Restate the data word for word and leave the images out.
-- BEGIN Recorded information --
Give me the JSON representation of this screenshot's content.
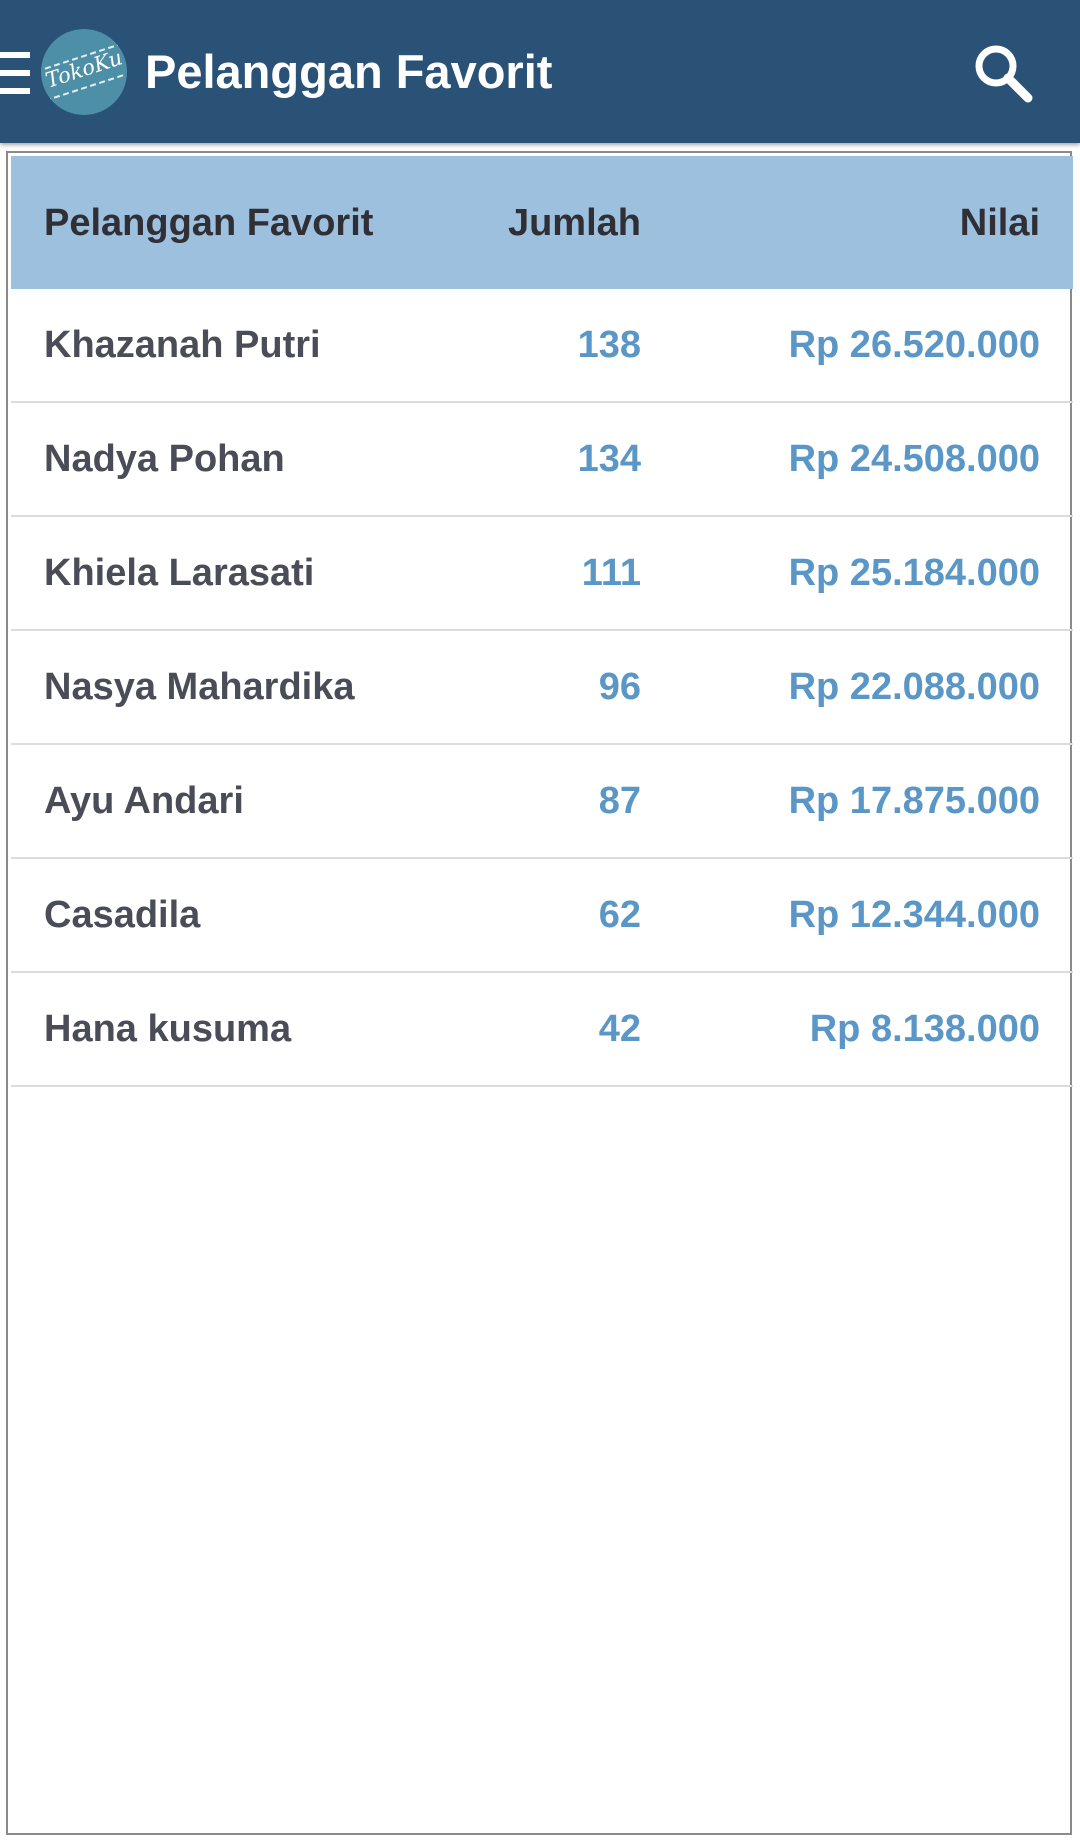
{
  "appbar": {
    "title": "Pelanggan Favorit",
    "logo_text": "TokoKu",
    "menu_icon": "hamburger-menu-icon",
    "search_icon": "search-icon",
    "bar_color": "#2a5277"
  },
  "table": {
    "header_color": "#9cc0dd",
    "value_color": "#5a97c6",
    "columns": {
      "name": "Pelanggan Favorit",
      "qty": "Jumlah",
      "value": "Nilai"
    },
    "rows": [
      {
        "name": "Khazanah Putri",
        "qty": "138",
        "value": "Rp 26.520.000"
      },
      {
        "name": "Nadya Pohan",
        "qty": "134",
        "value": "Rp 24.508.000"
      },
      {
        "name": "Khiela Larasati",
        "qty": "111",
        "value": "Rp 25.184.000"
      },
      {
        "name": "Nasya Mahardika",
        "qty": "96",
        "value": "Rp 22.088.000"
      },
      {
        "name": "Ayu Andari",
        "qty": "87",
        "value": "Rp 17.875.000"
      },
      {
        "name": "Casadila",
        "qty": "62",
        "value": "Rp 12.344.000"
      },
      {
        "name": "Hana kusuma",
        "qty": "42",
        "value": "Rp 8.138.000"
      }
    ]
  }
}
-- END Recorded information --
Final result:
Give me the JSON representation of this screenshot's content.
{
  "appbar": {
    "title": "Pelanggan Favorit",
    "logo_text": "TokoKu",
    "menu_icon": "hamburger-menu-icon",
    "search_icon": "search-icon",
    "bar_color": "#2a5277"
  },
  "table": {
    "header_color": "#9cc0dd",
    "value_color": "#5a97c6",
    "columns": {
      "name": "Pelanggan Favorit",
      "qty": "Jumlah",
      "value": "Nilai"
    },
    "rows": [
      {
        "name": "Khazanah Putri",
        "qty": "138",
        "value": "Rp 26.520.000"
      },
      {
        "name": "Nadya Pohan",
        "qty": "134",
        "value": "Rp 24.508.000"
      },
      {
        "name": "Khiela Larasati",
        "qty": "111",
        "value": "Rp 25.184.000"
      },
      {
        "name": "Nasya Mahardika",
        "qty": "96",
        "value": "Rp 22.088.000"
      },
      {
        "name": "Ayu Andari",
        "qty": "87",
        "value": "Rp 17.875.000"
      },
      {
        "name": "Casadila",
        "qty": "62",
        "value": "Rp 12.344.000"
      },
      {
        "name": "Hana kusuma",
        "qty": "42",
        "value": "Rp 8.138.000"
      }
    ]
  }
}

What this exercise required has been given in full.